#### [Short task]
With the pictures left out, copy the listing below exactly.

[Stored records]
::::::::::
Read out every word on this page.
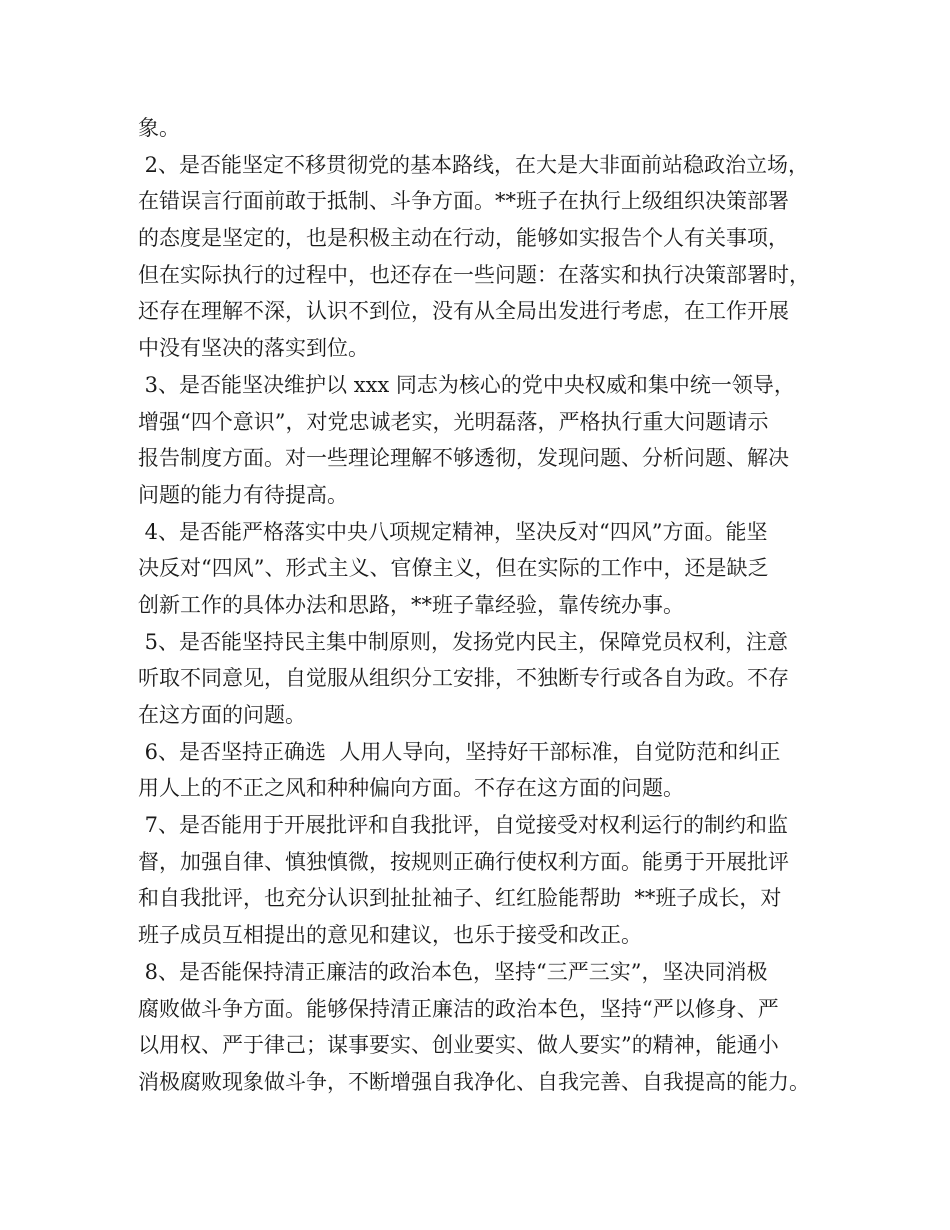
象。
2、是否能坚定不移贯彻党的基本路线，在大是大非面前站稳政治立场，
在错误言行面前敢于抵制、斗争方面。**班子在执行上级组织决策部署
的态度是坚定的，也是积极主动在行动，能够如实报告个人有关事项，
但在实际执行的过程中，也还存在一些问题：在落实和执行决策部署时，
还存在理解不深，认识不到位，没有从全局出发进行考虑，在工作开展
中没有坚决的落实到位。
3、是否能坚决维护以 xxx 同志为核心的党中央权威和集中统一领导，
增强“四个意识”，对党忠诚老实，光明磊落，严格执行重大问题请示
报告制度方面。对一些理论理解不够透彻，发现问题、分析问题、解决
问题的能力有待提高。
4、是否能严格落实中央八项规定精神，坚决反对“四风”方面。能坚
决反对“四风”、形式主义、官僚主义，但在实际的工作中，还是缺乏
创新工作的具体办法和思路，**班子靠经验，靠传统办事。
5、是否能坚持民主集中制原则，发扬党内民主，保障党员权利，注意
听取不同意见，自觉服从组织分工安排，不独断专行或各自为政。不存
在这方面的问题。
6、是否坚持正确选  人用人导向，坚持好干部标准，自觉防范和纠正
用人上的不正之风和种种偏向方面。不存在这方面的问题。
7、是否能用于开展批评和自我批评，自觉接受对权利运行的制约和监
督，加强自律、慎独慎微，按规则正确行使权利方面。能勇于开展批评
和自我批评，也充分认识到扯扯袖子、红红脸能帮助  **班子成长，对
班子成员互相提出的意见和建议，也乐于接受和改正。
8、是否能保持清正廉洁的政治本色，坚持“三严三实”，坚决同消极
腐败做斗争方面。能够保持清正廉洁的政治本色，坚持“严以修身、严
以用权、严于律己；谋事要实、创业要实、做人要实”的精神，能通小
消极腐败现象做斗争，不断增强自我净化、自我完善、自我提高的能力。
::::::::::
#### [Solution for this exercise]
Read out every word on this page.
象。
2、是否能坚定不移贯彻党的基本路线，在大是大非面前站稳政治立场，
在错误言行面前敢于抵制、斗争方面。**班子在执行上级组织决策部署
的态度是坚定的，也是积极主动在行动，能够如实报告个人有关事项，
但在实际执行的过程中，也还存在一些问题：在落实和执行决策部署时，
还存在理解不深，认识不到位，没有从全局出发进行考虑，在工作开展
中没有坚决的落实到位。
3、是否能坚决维护以 xxx 同志为核心的党中央权威和集中统一领导，
增强“四个意识”，对党忠诚老实，光明磊落，严格执行重大问题请示
报告制度方面。对一些理论理解不够透彻，发现问题、分析问题、解决
问题的能力有待提高。
4、是否能严格落实中央八项规定精神，坚决反对“四风”方面。能坚
决反对“四风”、形式主义、官僚主义，但在实际的工作中，还是缺乏
创新工作的具体办法和思路，**班子靠经验，靠传统办事。
5、是否能坚持民主集中制原则，发扬党内民主，保障党员权利，注意
听取不同意见，自觉服从组织分工安排，不独断专行或各自为政。不存
在这方面的问题。
6、是否坚持正确选  人用人导向，坚持好干部标准，自觉防范和纠正
用人上的不正之风和种种偏向方面。不存在这方面的问题。
7、是否能用于开展批评和自我批评，自觉接受对权利运行的制约和监
督，加强自律、慎独慎微，按规则正确行使权利方面。能勇于开展批评
和自我批评，也充分认识到扯扯袖子、红红脸能帮助  **班子成长，对
班子成员互相提出的意见和建议，也乐于接受和改正。
8、是否能保持清正廉洁的政治本色，坚持“三严三实”，坚决同消极
腐败做斗争方面。能够保持清正廉洁的政治本色，坚持“严以修身、严
以用权、严于律己；谋事要实、创业要实、做人要实”的精神，能通小
消极腐败现象做斗争，不断增强自我净化、自我完善、自我提高的能力。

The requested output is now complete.